Exercise objective | From the entries below, pull out each line where "this" appears.

** START OF Recorded information **

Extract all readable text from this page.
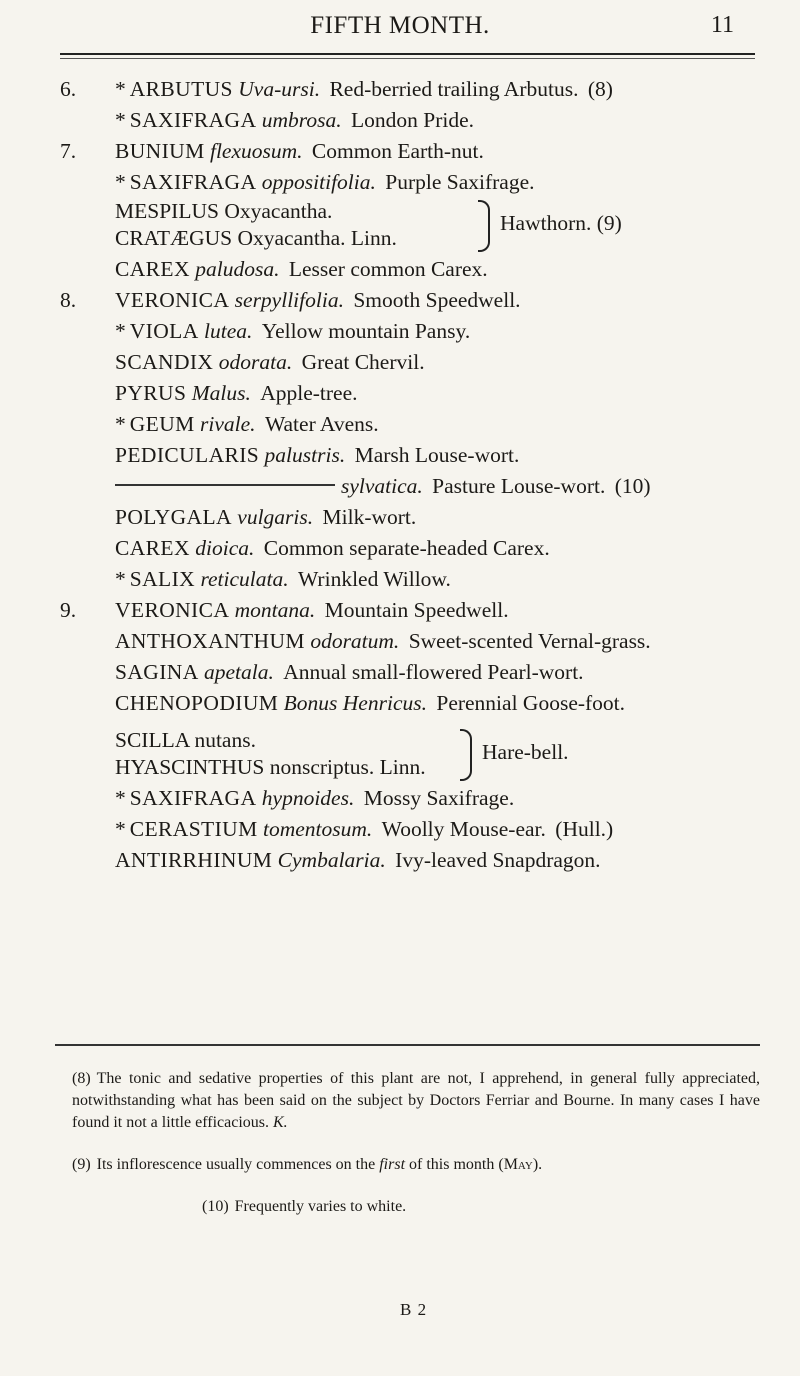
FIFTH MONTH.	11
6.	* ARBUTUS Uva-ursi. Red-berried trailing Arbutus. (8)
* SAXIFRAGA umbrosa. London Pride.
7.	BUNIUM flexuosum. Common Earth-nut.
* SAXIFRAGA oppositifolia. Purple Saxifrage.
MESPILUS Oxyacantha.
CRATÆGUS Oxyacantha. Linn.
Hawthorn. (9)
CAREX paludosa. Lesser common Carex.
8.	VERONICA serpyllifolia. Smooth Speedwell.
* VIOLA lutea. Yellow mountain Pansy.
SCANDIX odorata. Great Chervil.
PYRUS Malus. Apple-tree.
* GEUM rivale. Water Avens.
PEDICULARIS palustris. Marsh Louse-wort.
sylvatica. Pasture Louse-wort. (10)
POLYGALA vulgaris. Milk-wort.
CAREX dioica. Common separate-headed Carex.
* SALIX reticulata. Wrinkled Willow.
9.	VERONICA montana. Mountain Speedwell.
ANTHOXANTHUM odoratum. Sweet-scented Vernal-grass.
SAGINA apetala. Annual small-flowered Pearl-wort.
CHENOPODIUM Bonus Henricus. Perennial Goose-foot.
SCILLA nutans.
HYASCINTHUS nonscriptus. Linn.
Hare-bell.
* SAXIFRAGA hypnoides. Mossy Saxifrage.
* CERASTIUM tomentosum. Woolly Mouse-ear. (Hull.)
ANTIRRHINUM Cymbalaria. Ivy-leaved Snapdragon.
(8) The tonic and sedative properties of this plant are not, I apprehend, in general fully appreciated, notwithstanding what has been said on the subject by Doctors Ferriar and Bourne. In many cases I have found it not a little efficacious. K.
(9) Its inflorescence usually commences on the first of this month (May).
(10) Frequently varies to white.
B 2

** END OF Recorded information **

Exercise output |
Extract all readable text from this page.
(8) The tonic and sedative properties of this plant are not, I apprehend, in general fully appreciated, notwithstanding what has been said on the subject by Doctors Ferriar and Bourne. In many cases I have found it not a little efficacious. K.
(9) Its inflorescence usually commences on the first of this month (May).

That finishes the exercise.